DESCRIPTION OF THE TASK » Output each entry exactly; skip nothing.

ENTRIES PROVIDED »
start
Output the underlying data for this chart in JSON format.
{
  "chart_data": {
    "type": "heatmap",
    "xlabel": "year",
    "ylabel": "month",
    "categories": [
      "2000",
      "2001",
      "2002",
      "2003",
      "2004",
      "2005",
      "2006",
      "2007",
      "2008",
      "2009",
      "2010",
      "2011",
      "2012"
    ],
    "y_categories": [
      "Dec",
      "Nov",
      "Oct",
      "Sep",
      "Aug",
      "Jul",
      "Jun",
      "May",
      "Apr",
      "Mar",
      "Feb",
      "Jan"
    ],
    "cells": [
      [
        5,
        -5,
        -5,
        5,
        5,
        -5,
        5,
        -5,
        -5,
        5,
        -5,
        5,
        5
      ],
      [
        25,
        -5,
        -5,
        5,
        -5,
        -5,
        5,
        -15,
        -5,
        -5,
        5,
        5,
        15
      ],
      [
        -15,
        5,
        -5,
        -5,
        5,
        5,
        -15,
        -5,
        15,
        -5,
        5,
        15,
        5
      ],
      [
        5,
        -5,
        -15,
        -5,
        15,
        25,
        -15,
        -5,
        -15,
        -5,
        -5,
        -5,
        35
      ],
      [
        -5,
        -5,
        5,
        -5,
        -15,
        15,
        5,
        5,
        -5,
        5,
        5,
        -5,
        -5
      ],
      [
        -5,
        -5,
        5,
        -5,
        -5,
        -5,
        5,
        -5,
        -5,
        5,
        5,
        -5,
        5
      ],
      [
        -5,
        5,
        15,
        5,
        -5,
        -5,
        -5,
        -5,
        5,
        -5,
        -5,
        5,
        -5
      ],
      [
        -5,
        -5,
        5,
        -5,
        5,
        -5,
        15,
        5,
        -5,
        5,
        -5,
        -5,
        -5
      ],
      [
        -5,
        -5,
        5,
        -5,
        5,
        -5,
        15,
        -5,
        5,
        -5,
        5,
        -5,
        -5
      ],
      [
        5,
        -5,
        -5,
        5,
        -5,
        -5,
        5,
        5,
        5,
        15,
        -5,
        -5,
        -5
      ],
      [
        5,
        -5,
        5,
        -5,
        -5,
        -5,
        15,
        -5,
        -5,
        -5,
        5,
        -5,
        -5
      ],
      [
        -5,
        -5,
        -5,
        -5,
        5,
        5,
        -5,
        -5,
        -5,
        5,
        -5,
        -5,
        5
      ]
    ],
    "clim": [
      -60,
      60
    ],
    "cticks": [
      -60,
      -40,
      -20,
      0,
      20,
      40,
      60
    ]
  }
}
end
FINAL ANSWER »
Output the underlying data for this chart in JSON format.
{
  "chart_data": {
    "type": "heatmap",
    "xlabel": "year",
    "ylabel": "month",
    "categories": [
      "2000",
      "2001",
      "2002",
      "2003",
      "2004",
      "2005",
      "2006",
      "2007",
      "2008",
      "2009",
      "2010",
      "2011",
      "2012"
    ],
    "y_categories": [
      "Dec",
      "Nov",
      "Oct",
      "Sep",
      "Aug",
      "Jul",
      "Jun",
      "May",
      "Apr",
      "Mar",
      "Feb",
      "Jan"
    ],
    "cells": [
      [
        5,
        -5,
        -5,
        5,
        5,
        -5,
        5,
        -5,
        -5,
        5,
        -5,
        5,
        5
      ],
      [
        25,
        -5,
        -5,
        5,
        -5,
        -5,
        5,
        -15,
        -5,
        -5,
        5,
        5,
        15
      ],
      [
        -15,
        5,
        -5,
        -5,
        5,
        5,
        -15,
        -5,
        15,
        -5,
        5,
        15,
        5
      ],
      [
        5,
        -5,
        -15,
        -5,
        15,
        25,
        -15,
        -5,
        -15,
        -5,
        -5,
        -5,
        35
      ],
      [
        -5,
        -5,
        5,
        -5,
        -15,
        15,
        5,
        5,
        -5,
        5,
        5,
        -5,
        -5
      ],
      [
        -5,
        -5,
        5,
        -5,
        -5,
        -5,
        5,
        -5,
        -5,
        5,
        5,
        -5,
        5
      ],
      [
        -5,
        5,
        15,
        5,
        -5,
        -5,
        -5,
        -5,
        5,
        -5,
        -5,
        5,
        -5
      ],
      [
        -5,
        -5,
        5,
        -5,
        5,
        -5,
        15,
        5,
        -5,
        5,
        -5,
        -5,
        -5
      ],
      [
        -5,
        -5,
        5,
        -5,
        5,
        -5,
        15,
        -5,
        5,
        -5,
        5,
        -5,
        -5
      ],
      [
        5,
        -5,
        -5,
        5,
        -5,
        -5,
        5,
        5,
        5,
        15,
        -5,
        -5,
        -5
      ],
      [
        5,
        -5,
        5,
        -5,
        -5,
        -5,
        15,
        -5,
        -5,
        -5,
        5,
        -5,
        -5
      ],
      [
        -5,
        -5,
        -5,
        -5,
        5,
        5,
        -5,
        -5,
        -5,
        5,
        -5,
        -5,
        5
      ]
    ],
    "clim": [
      -60,
      60
    ],
    "cticks": [
      -60,
      -40,
      -20,
      0,
      20,
      40,
      60
    ]
  }
}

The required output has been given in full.